_Data in this exercise_
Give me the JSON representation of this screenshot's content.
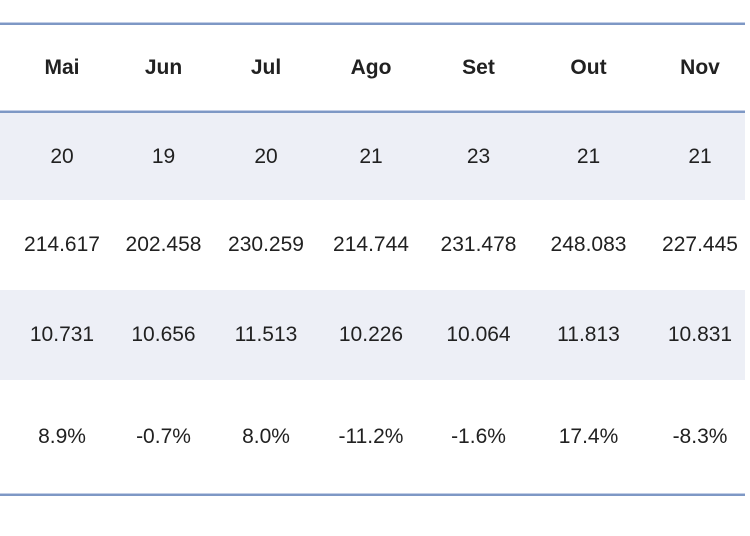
{
  "table": {
    "columns": [
      "Mai",
      "Jun",
      "Jul",
      "Ago",
      "Set",
      "Out",
      "Nov"
    ],
    "rows": [
      [
        "20",
        "19",
        "20",
        "21",
        "23",
        "21",
        "21"
      ],
      [
        "214.617",
        "202.458",
        "230.259",
        "214.744",
        "231.478",
        "248.083",
        "227.445"
      ],
      [
        "10.731",
        "10.656",
        "11.513",
        "10.226",
        "10.064",
        "11.813",
        "10.831"
      ],
      [
        "8.9%",
        "-0.7%",
        "8.0%",
        "-11.2%",
        "-1.6%",
        "17.4%",
        "-8.3%"
      ]
    ]
  },
  "colors": {
    "border_blue": "#7e98c5",
    "border_blue_light": "#c2cee6",
    "banded_row_fill": "#edeff6",
    "text": "#212121",
    "background": "#ffffff"
  }
}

_Aim_
Copy each line of the records precisely and drop any images they hold.

_Response_
Give me the JSON representation of this screenshot's content.
{
  "table": {
    "columns": [
      "Mai",
      "Jun",
      "Jul",
      "Ago",
      "Set",
      "Out",
      "Nov"
    ],
    "rows": [
      [
        "20",
        "19",
        "20",
        "21",
        "23",
        "21",
        "21"
      ],
      [
        "214.617",
        "202.458",
        "230.259",
        "214.744",
        "231.478",
        "248.083",
        "227.445"
      ],
      [
        "10.731",
        "10.656",
        "11.513",
        "10.226",
        "10.064",
        "11.813",
        "10.831"
      ],
      [
        "8.9%",
        "-0.7%",
        "8.0%",
        "-11.2%",
        "-1.6%",
        "17.4%",
        "-8.3%"
      ]
    ]
  },
  "colors": {
    "border_blue": "#7e98c5",
    "border_blue_light": "#c2cee6",
    "banded_row_fill": "#edeff6",
    "text": "#212121",
    "background": "#ffffff"
  }
}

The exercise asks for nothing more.